## [PASSAGE GIVEN]

01/24: I had meant to ask the lab TA to go over, on the first day, how to get the SAS output in a format that you can easily copy-paste into a Word file for homework submissions, but I must have forgot. Anyway, here is an example of how you can do it. This certainly isn't the only way to do it, and I make no claims that it's the best, but it seems to work reasonably well. The only thing you have to be careful about is keeping track of were the file gets saved so you can find it later; this is machine-specific, so I can't give any general recommendations. Also, I recommend that you write your codes and view the output in the regular output screen in SAS; then, after your satisfied that your code is correct and everything looks good, insert those lines at the beginning and end so that the output gets saved how and where you want it. I found this explanation here and, if you're interested in digging into this a bit more, the navigation bar on the side points you to some additional help pages related to generating document-ready output.
01/22: Hope you enjoyed the snow-day last week. We're back on our regular schedule this week, and the lab assignment is posted below. (The first problem is the same as one from the first lab, which is intentional; when you saw that problem in the first week, you didn't know about the tests and confidence intervals, but now you do so it's a good time to go through that one again quickly.)
01/16: The first homework assignment has been posted below.
01/15: No lab this week (Jan 16th and 17th). I wanted you to get some experience with SAS during the first week but we've not covered enough material yet to do anything interesting in lab. Next week we'll be ready for lab as usual.
01/11: On Tuesday (01/09) I said a few words about philosophy and, in particular, that statistical analysis a powerful tool for gaining scientific insight, but that there is a lot more to it than plugging data into a statistical software package and hitting "run". Here is a paper I finished recently with a friend of mine that gives some more details related to these important points.

## [PROVIDED DATA]

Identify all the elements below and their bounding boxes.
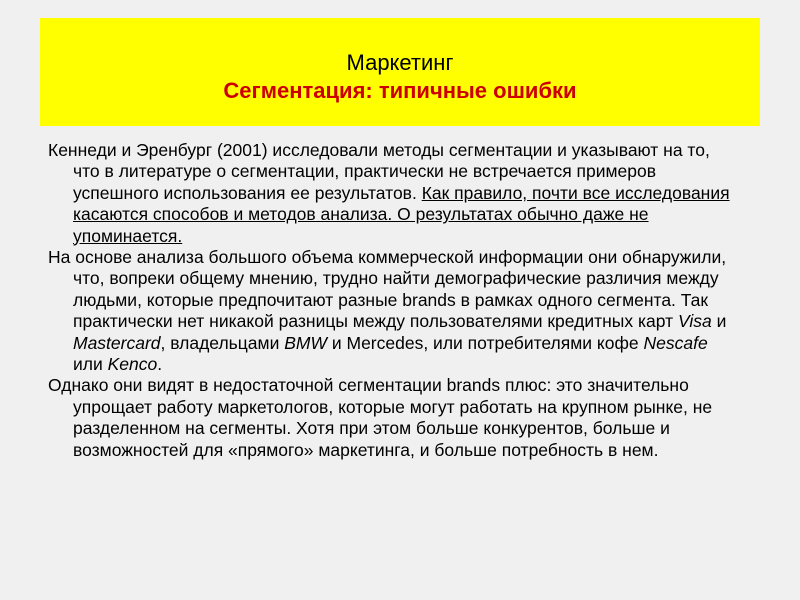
- slide-body: [48, 140, 732, 461]
- paragraph-1-text: Кеннеди и Эренбург (2001) исследовали методы сегментации и указывают на то, что в литературе о сегментации, практически не встречается примеров успешного использования ее результатов.: [48, 140, 710, 203]
- brand-bmw: BMW: [284, 332, 327, 353]
- paragraph-2-part1: На основе анализа большого объема коммерческой информации они обнаружили, что, вопреки общему мнению, трудно найти демографические различия между людьми, которые предпочитают разные brands в рамках одного сегмента. Так практически нет никакой разницы между пользователями кредитных карт: [48, 247, 727, 332]
- paragraph-2-and2: и Mercedes, или потребителями кофе: [327, 332, 644, 353]
- paragraph-2: [48, 247, 732, 375]
- paragraph-2-owners: , владельцами: [160, 332, 285, 353]
- paragraph-1: [48, 140, 732, 247]
- paragraph-3: Однако они видят в недостаточной сегментации brands плюс: это значительно упрощает работу маркетологов, которые могут работать на крупном рынке, не разделенном на сегменты. Хотя при этом больше конкурентов, больше и возможностей для «прямого» маркетинга, и больше потребность в нем.: [48, 375, 713, 460]
- paragraph-1-underlined: Как правило, почти все исследования касаются способов и методов анализа. О результатах обычно даже не упоминается.: [73, 182, 730, 246]
- paragraph-2-or: или: [73, 354, 108, 375]
- brand-visa: Visa: [677, 311, 712, 332]
- paragraph-2-end: .: [157, 354, 163, 375]
- slide-subtitle: Сегментация: типичные ошибки: [223, 78, 577, 103]
- brand-nescafe: Nescafe: [643, 332, 708, 353]
- paragraph-2-and1: и: [711, 311, 727, 332]
- brand-kenco: Kenco: [107, 354, 158, 375]
- title-banner: [40, 18, 760, 126]
- slide-title: Маркетинг: [346, 50, 454, 75]
- brand-mastercard: Mastercard: [73, 332, 161, 353]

## [PROBLEMS]
A. Transcribe the part of the class announcements starting with "01/22: Hope you" and going on through "one again quickly.)".
B. Finish out the next part of the class announcements, picking up after their final sentence.

## [ANSWERS TO THE TASKS]
A.
01/22: Hope you enjoyed the snow-day last week. We're back on our regular schedule this week, and the lab assignment is posted below. (The first problem is the same as one from the first lab, which is intentional; when you saw that problem in the first week, you didn't know about the tests and confidence intervals, but now you do so it's a good time to go through that one again quickly.)

B.
01/09: My expectation is that you will be able to pick up virtually all of the SAS that you need for the homework assignments, etc, from your experiences in the lab and from the examples that I go over in lecture. However, this probably is not be enough for you to really learn SAS. I personally don't know SAS all that well—I especially have trouble to remember the abbreviations for the various options—but, fortunately, there is a wealth of information on the web to help. As we proceed, I will post some stuff from the web that seems helpful. For now, here is some general information that I've found that I think is pretty useful:Aside from web resources, there are lots of (relatively inexpensive) books available as well. One that I used a long time back, The Little SAS Book, by Delwiche and Slaughter, is pretty good; not all the stuff there is relevant to ST512, but a good resource to have if learning SAS is important for your future goals.
01/09: I can confirm that the 7th edition of the textbook IS on reserve at the library. So if you don't have your own copy of the book, you can check the book out for an hour or so to take pictures of the details of the exercises assigned for homework.
01/09:If you are registered for ST512, then you can access SAS on your personal computer by following the instructions here to get to the "virtual teaching lab." I set this up on my (Mac) computer in my office and it seems to work fine. If you're off-campus, then you also need to set up a VPN; there's some instructions on the linked page above for setting this up.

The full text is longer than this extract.